**WHAT IS EXPECTED**
Below are entries. Pull out all lines containing "Спасибо".
***
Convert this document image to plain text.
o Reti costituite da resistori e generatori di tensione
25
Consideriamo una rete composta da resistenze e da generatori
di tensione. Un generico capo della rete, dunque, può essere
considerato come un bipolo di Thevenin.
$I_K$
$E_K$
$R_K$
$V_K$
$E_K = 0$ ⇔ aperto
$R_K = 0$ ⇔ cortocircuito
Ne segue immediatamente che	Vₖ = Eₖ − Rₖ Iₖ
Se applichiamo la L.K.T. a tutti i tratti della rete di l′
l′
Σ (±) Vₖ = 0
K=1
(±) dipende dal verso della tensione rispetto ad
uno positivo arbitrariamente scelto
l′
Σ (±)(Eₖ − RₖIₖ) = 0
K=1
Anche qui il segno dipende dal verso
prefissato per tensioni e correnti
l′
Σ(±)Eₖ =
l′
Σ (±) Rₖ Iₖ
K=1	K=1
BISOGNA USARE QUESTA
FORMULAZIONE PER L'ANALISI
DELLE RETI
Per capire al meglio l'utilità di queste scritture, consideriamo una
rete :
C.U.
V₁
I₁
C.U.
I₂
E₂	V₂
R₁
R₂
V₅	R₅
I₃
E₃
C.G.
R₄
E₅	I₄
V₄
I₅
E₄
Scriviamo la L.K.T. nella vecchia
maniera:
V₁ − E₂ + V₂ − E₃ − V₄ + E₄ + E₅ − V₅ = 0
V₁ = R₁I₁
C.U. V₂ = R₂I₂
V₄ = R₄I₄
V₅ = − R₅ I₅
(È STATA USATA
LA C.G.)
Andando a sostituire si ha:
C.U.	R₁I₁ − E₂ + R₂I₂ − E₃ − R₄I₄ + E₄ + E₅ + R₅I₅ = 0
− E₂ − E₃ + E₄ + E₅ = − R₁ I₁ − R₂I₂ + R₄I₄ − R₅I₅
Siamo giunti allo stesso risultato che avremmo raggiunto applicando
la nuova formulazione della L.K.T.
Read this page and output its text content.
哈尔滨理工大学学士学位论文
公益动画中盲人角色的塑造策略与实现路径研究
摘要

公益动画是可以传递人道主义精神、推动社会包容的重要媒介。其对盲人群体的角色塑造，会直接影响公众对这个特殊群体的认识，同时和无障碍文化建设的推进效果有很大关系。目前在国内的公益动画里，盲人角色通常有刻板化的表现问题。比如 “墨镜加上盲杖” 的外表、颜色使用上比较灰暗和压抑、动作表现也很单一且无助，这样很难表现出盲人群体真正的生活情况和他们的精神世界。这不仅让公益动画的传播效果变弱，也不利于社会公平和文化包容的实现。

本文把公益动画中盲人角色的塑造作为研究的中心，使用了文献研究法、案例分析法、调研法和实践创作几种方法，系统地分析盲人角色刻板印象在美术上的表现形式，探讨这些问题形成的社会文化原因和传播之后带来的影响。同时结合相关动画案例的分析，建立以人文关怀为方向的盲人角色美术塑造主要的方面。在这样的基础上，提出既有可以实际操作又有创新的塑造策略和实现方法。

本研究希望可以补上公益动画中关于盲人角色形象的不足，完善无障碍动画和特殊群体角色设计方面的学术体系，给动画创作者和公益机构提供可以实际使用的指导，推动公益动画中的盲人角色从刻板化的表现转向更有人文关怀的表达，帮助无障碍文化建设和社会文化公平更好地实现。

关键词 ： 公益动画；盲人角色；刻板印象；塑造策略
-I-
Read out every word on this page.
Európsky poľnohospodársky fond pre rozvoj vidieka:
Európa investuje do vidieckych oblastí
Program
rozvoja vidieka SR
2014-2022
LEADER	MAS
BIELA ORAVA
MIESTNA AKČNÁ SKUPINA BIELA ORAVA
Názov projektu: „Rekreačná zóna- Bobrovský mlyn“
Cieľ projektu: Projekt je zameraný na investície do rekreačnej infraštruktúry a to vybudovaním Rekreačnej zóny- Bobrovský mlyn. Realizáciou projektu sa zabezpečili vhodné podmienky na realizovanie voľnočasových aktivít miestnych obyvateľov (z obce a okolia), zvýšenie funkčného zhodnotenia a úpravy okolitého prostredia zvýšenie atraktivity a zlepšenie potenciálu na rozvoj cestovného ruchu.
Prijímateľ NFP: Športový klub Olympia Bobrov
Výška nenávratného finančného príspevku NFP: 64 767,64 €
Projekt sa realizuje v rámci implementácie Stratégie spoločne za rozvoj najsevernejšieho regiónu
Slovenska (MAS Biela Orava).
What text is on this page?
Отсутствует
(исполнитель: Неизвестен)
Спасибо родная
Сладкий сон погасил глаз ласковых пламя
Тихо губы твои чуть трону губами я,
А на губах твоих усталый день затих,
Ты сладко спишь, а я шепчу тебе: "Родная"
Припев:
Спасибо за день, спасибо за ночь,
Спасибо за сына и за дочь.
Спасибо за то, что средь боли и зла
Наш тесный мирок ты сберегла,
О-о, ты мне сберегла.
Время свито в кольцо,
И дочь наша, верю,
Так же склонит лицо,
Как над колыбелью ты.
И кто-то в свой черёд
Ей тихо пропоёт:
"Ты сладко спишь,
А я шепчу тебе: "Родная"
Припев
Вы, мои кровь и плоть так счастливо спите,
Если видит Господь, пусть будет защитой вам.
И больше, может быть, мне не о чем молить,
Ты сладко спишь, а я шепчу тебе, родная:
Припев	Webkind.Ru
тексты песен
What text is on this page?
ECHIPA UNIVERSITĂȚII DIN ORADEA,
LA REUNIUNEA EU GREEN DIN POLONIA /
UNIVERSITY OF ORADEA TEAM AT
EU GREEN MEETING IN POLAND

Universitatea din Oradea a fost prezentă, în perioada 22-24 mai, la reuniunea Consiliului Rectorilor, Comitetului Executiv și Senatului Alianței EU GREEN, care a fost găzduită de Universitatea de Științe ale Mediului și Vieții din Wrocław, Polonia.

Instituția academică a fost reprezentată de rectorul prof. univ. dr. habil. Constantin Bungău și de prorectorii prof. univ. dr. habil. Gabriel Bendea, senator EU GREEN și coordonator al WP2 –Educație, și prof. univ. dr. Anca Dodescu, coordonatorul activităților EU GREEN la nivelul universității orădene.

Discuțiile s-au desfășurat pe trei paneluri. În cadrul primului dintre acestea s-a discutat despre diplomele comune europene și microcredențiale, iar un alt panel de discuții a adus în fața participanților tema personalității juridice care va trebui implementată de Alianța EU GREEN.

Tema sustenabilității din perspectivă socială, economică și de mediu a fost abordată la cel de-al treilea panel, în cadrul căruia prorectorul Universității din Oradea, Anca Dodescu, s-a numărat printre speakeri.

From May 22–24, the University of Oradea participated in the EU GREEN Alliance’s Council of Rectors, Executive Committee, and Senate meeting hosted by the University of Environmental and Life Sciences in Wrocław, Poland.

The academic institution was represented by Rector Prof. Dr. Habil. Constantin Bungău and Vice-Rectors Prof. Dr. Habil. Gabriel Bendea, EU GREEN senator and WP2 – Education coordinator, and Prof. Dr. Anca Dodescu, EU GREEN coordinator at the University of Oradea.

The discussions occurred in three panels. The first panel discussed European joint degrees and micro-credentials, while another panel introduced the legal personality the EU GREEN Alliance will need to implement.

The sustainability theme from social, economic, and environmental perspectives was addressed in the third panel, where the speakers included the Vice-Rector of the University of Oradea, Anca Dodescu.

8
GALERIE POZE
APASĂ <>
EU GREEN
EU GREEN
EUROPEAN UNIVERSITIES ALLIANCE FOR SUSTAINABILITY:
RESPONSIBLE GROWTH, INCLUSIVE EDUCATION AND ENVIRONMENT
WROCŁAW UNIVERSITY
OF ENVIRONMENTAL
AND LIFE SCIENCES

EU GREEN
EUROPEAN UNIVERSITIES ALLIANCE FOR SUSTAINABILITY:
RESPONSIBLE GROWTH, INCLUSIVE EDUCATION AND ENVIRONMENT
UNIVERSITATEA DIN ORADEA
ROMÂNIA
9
***
**RESPONSE**
Спасибо родная
Спасибо за день, спасибо за ночь,
Спасибо за сына и за дочь.
Спасибо за то, что средь боли и зла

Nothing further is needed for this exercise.